• TASK: Across the data below, how many lines hold "title"? Answer with that number and nothing else.

(Figure record listings)

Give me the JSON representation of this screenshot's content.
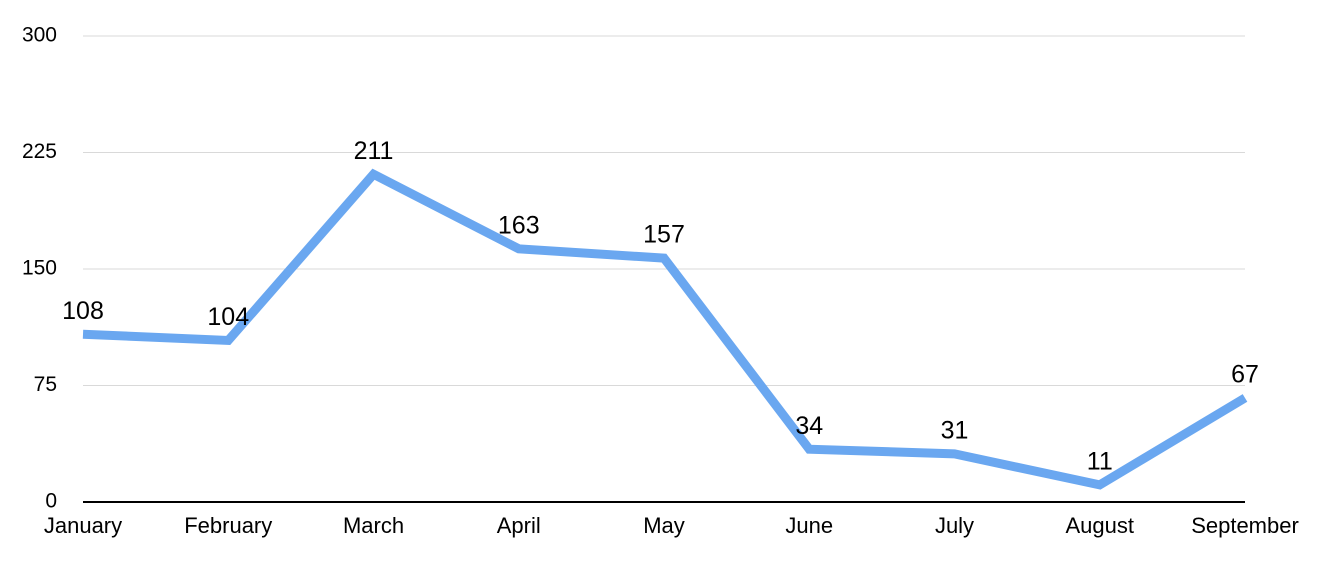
{
  "chart_data": {
    "type": "line",
    "categories": [
      "January",
      "February",
      "March",
      "April",
      "May",
      "June",
      "July",
      "August",
      "September"
    ],
    "values": [
      108,
      104,
      211,
      163,
      157,
      34,
      31,
      11,
      67
    ],
    "color": "#6aa7f0",
    "ylim": [
      0,
      300
    ],
    "yticks": [
      0,
      75,
      150,
      225,
      300
    ],
    "grid": true,
    "data_labels": true
  }
}
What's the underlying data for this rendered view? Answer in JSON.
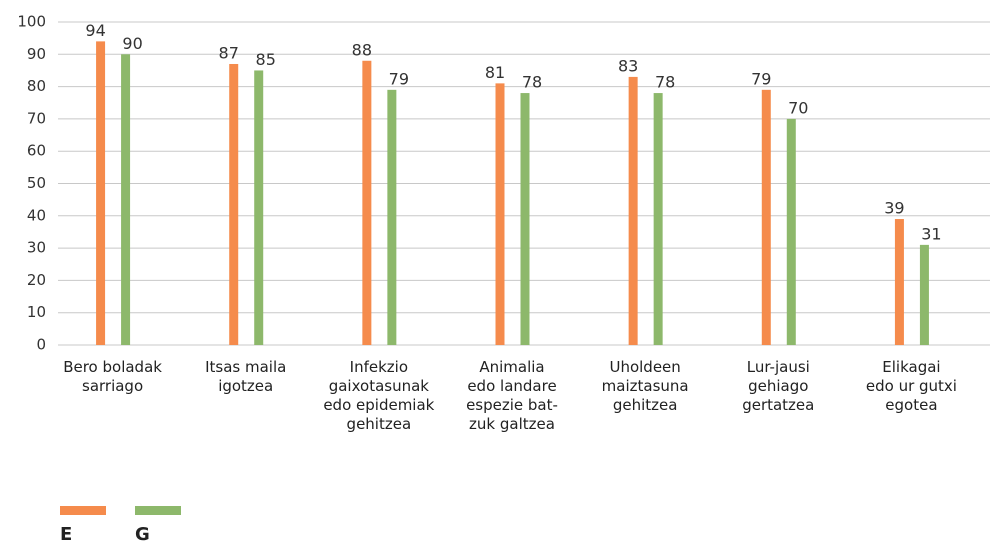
{
  "chart_data": {
    "type": "bar",
    "categories": [
      [
        "Bero boladak",
        "sarriago"
      ],
      [
        "Itsas maila",
        "igotzea"
      ],
      [
        "Infekzio",
        "gaixotasunak",
        "edo epidemiak",
        "gehitzea"
      ],
      [
        "Animalia",
        "edo landare",
        "espezie bat-",
        "zuk galtzea"
      ],
      [
        "Uholdeen",
        "maiztasuna",
        "gehitzea"
      ],
      [
        "Lur-jausi",
        "gehiago",
        "gertatzea"
      ],
      [
        "Elikagai",
        "edo ur gutxi",
        "egotea"
      ]
    ],
    "series": [
      {
        "name": "E",
        "color": "#f58b4c",
        "values": [
          94,
          87,
          88,
          81,
          83,
          79,
          39
        ]
      },
      {
        "name": "G",
        "color": "#8db86b",
        "values": [
          90,
          85,
          79,
          78,
          78,
          70,
          31
        ]
      }
    ],
    "ylim": [
      0,
      100
    ],
    "yticks": [
      0,
      10,
      20,
      30,
      40,
      50,
      60,
      70,
      80,
      90,
      100
    ],
    "grid": true,
    "legend": "bottom-left"
  }
}
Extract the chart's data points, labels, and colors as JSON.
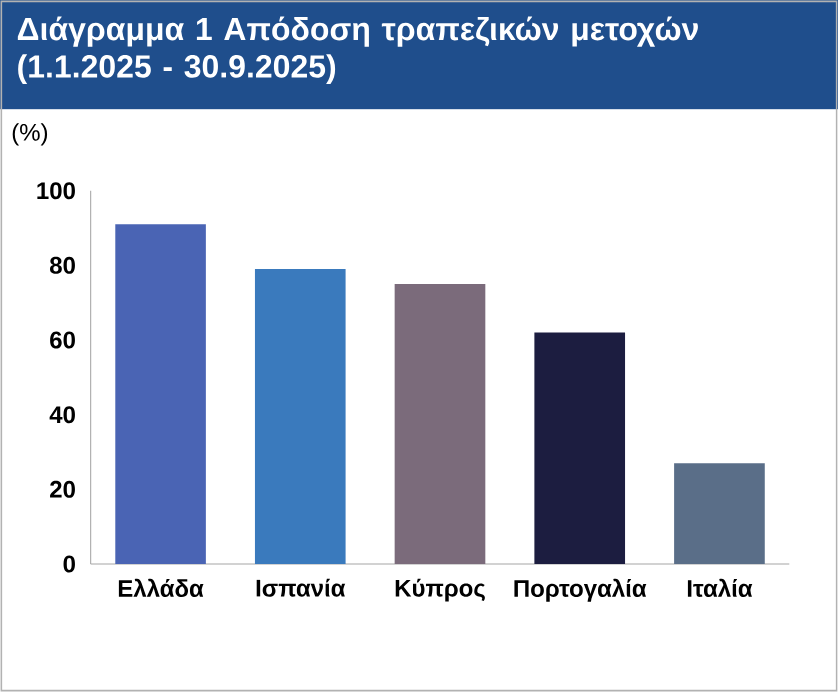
{
  "chart_data": {
    "type": "bar",
    "title": "Διάγραμμα 1 Απόδοση τραπεζικών μετοχών (1.1.2025 - 30.9.2025)",
    "ylabel": "(%)",
    "categories": [
      "Ελλάδα",
      "Ισπανία",
      "Κύπρος",
      "Πορτογαλία",
      "Ιταλία"
    ],
    "values": [
      91,
      79,
      75,
      62,
      27
    ],
    "colors": [
      "#4a64b4",
      "#3a7abd",
      "#7b6b7b",
      "#1c1d40",
      "#5a6e88"
    ],
    "ylim": [
      0,
      100
    ],
    "yticks": [
      0,
      20,
      40,
      60,
      80,
      100
    ],
    "grid": false
  }
}
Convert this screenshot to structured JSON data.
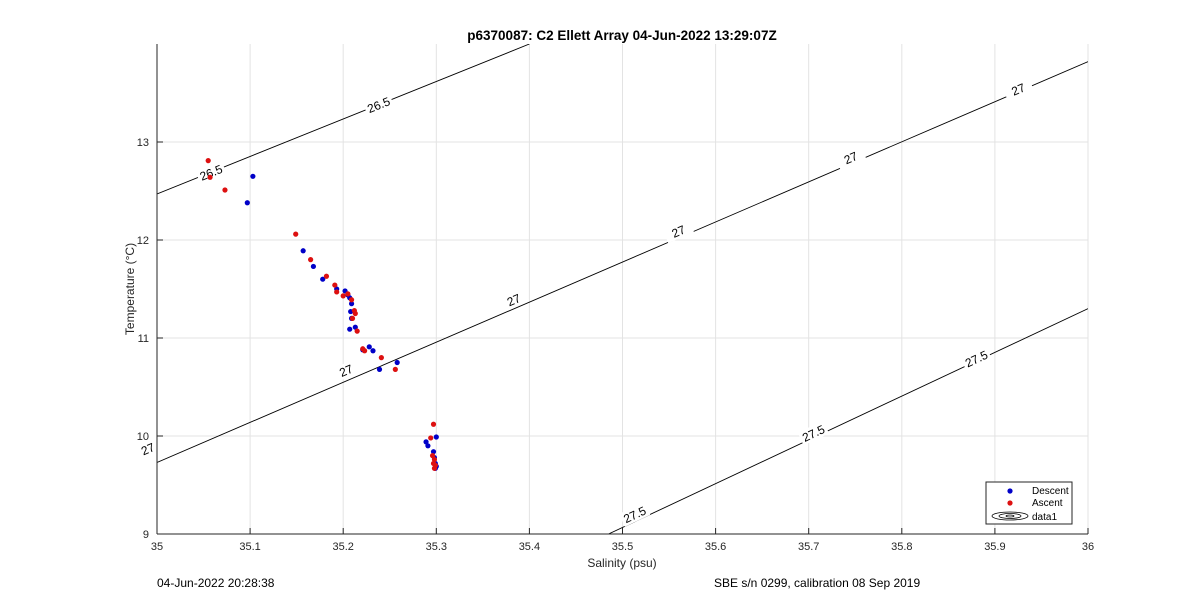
{
  "footer": {
    "left": "04-Jun-2022 20:28:38",
    "right": "SBE s/n 0299, calibration 08 Sep 2019"
  },
  "colors": {
    "descent": "#0000c8",
    "ascent": "#dd1010",
    "contour": "#000000",
    "grid": "#e3e3e3"
  },
  "chart_data": {
    "type": "scatter",
    "title": "p6370087: C2 Ellett Array 04-Jun-2022 13:29:07Z",
    "xlabel": "Salinity (psu)",
    "ylabel": "Temperature (°C)",
    "xlim": [
      35,
      36
    ],
    "ylim": [
      9,
      14
    ],
    "xticks": [
      35,
      35.1,
      35.2,
      35.3,
      35.4,
      35.5,
      35.6,
      35.7,
      35.8,
      35.9,
      36
    ],
    "xtick_labels": [
      "35",
      "35.1",
      "35.2",
      "35.3",
      "35.4",
      "35.5",
      "35.6",
      "35.7",
      "35.8",
      "35.9",
      "36"
    ],
    "yticks": [
      9,
      10,
      11,
      12,
      13
    ],
    "ytick_labels": [
      "9",
      "10",
      "11",
      "12",
      "13"
    ],
    "grid": true,
    "legend": {
      "position": "bottom-right",
      "entries": [
        "Descent",
        "Ascent",
        "data1"
      ]
    },
    "contours": [
      {
        "level": "26.5",
        "points": [
          [
            35.0,
            12.47
          ],
          [
            35.4,
            14.0
          ]
        ],
        "labels": [
          [
            35.238,
            13.38
          ],
          [
            35.058,
            12.69
          ]
        ]
      },
      {
        "level": "27",
        "points": [
          [
            35.0,
            9.73
          ],
          [
            36.0,
            13.82
          ]
        ],
        "labels": [
          [
            34.99,
            9.87
          ],
          [
            35.203,
            10.67
          ],
          [
            35.383,
            11.39
          ],
          [
            35.56,
            12.09
          ],
          [
            35.745,
            12.84
          ],
          [
            35.925,
            13.54
          ]
        ]
      },
      {
        "level": "27.5",
        "points": [
          [
            35.485,
            9.0
          ],
          [
            36.0,
            11.3
          ]
        ],
        "labels": [
          [
            35.513,
            9.2
          ],
          [
            35.705,
            10.03
          ],
          [
            35.88,
            10.79
          ]
        ]
      }
    ],
    "series": [
      {
        "name": "Descent",
        "marker": "dot",
        "x": [
          35.103,
          35.097,
          35.157,
          35.168,
          35.178,
          35.193,
          35.202,
          35.205,
          35.207,
          35.209,
          35.208,
          35.209,
          35.207,
          35.213,
          35.221,
          35.228,
          35.232,
          35.239,
          35.258,
          35.289,
          35.291,
          35.297,
          35.298,
          35.3,
          35.299,
          35.3,
          35.299
        ],
        "y": [
          12.65,
          12.38,
          11.89,
          11.73,
          11.6,
          11.5,
          11.48,
          11.44,
          11.41,
          11.35,
          11.27,
          11.2,
          11.09,
          11.11,
          10.88,
          10.91,
          10.87,
          10.68,
          10.75,
          9.94,
          9.9,
          9.84,
          9.78,
          9.99,
          9.72,
          9.69,
          9.67
        ]
      },
      {
        "name": "Ascent",
        "marker": "dot",
        "x": [
          35.055,
          35.057,
          35.073,
          35.149,
          35.165,
          35.182,
          35.191,
          35.193,
          35.2,
          35.205,
          35.209,
          35.212,
          35.213,
          35.21,
          35.215,
          35.221,
          35.223,
          35.241,
          35.256,
          35.294,
          35.297,
          35.296,
          35.298,
          35.297,
          35.299,
          35.298
        ],
        "y": [
          12.81,
          12.64,
          12.51,
          12.06,
          11.8,
          11.63,
          11.54,
          11.47,
          11.43,
          11.45,
          11.39,
          11.28,
          11.25,
          11.2,
          11.07,
          10.89,
          10.87,
          10.8,
          10.68,
          9.98,
          10.12,
          9.8,
          9.76,
          9.72,
          9.7,
          9.67
        ]
      }
    ]
  }
}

• TASK SOLUTION: 2